THE TASK: Repeat the data below exactly, dropping any pictures it holds.

INPUT RECORDS:
-- Begin --
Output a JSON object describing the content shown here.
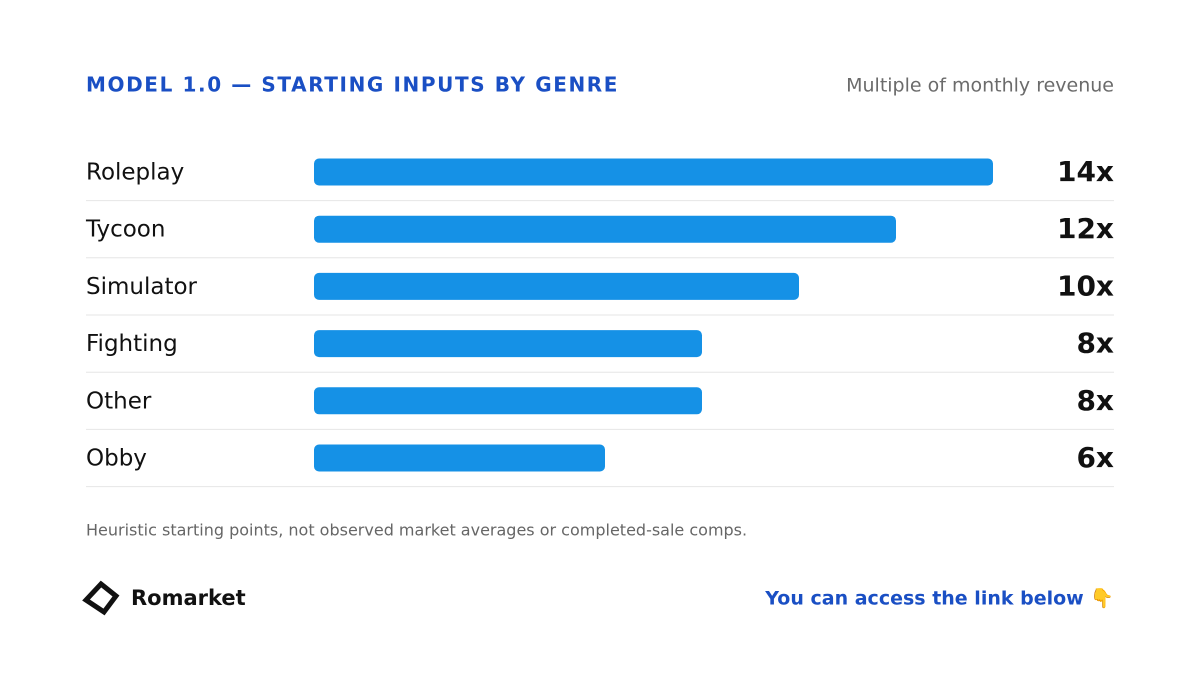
{
  "chart_data": {
    "type": "bar",
    "orientation": "horizontal",
    "title": "MODEL 1.0 — STARTING INPUTS BY GENRE",
    "subtitle": "Multiple of monthly revenue",
    "categories": [
      "Roleplay",
      "Tycoon",
      "Simulator",
      "Fighting",
      "Other",
      "Obby"
    ],
    "values": [
      14,
      12,
      10,
      8,
      8,
      6
    ],
    "value_labels": [
      "14x",
      "12x",
      "10x",
      "8x",
      "8x",
      "6x"
    ],
    "color": "#1591e6",
    "note": "Heuristic starting points, not observed market averages or completed-sale comps."
  },
  "footer": {
    "brand": "Romarket",
    "cta": "You can access the link below 👇"
  }
}
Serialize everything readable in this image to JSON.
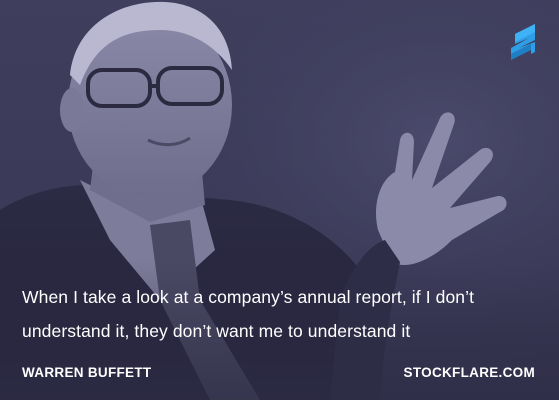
{
  "image": {
    "subject": "portrait-photo",
    "tint_color": "#3d3c5a"
  },
  "logo": {
    "icon": "stockflare-s-logo-icon",
    "color": "#2f9ee8"
  },
  "quote": {
    "text": "When I take a look at a company’s annual report, if I don’t understand it, they don’t want me to understand it"
  },
  "author": {
    "name": "WARREN BUFFETT"
  },
  "site": {
    "label": "STOCKFLARE.COM"
  }
}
-- End --
EXERCISE RESPONSE:
Output a JSON object describing the content shown here.
{
  "chart_data": {
    "type": "bar",
    "orientation": "horizontal",
    "title": "MODEL 1.0 — STARTING INPUTS BY GENRE",
    "subtitle": "Multiple of monthly revenue",
    "categories": [
      "Roleplay",
      "Tycoon",
      "Simulator",
      "Fighting",
      "Other",
      "Obby"
    ],
    "values": [
      14,
      12,
      10,
      8,
      8,
      6
    ],
    "value_labels": [
      "14x",
      "12x",
      "10x",
      "8x",
      "8x",
      "6x"
    ],
    "color": "#1591e6",
    "note": "Heuristic starting points, not observed market averages or completed-sale comps."
  },
  "footer": {
    "brand": "Romarket",
    "cta": "You can access the link below 👇"
  }
}
Serialize everything readable in this image to JSON.
{
  "image": {
    "subject": "portrait-photo",
    "tint_color": "#3d3c5a"
  },
  "logo": {
    "icon": "stockflare-s-logo-icon",
    "color": "#2f9ee8"
  },
  "quote": {
    "text": "When I take a look at a company’s annual report, if I don’t understand it, they don’t want me to understand it"
  },
  "author": {
    "name": "WARREN BUFFETT"
  },
  "site": {
    "label": "STOCKFLARE.COM"
  }
}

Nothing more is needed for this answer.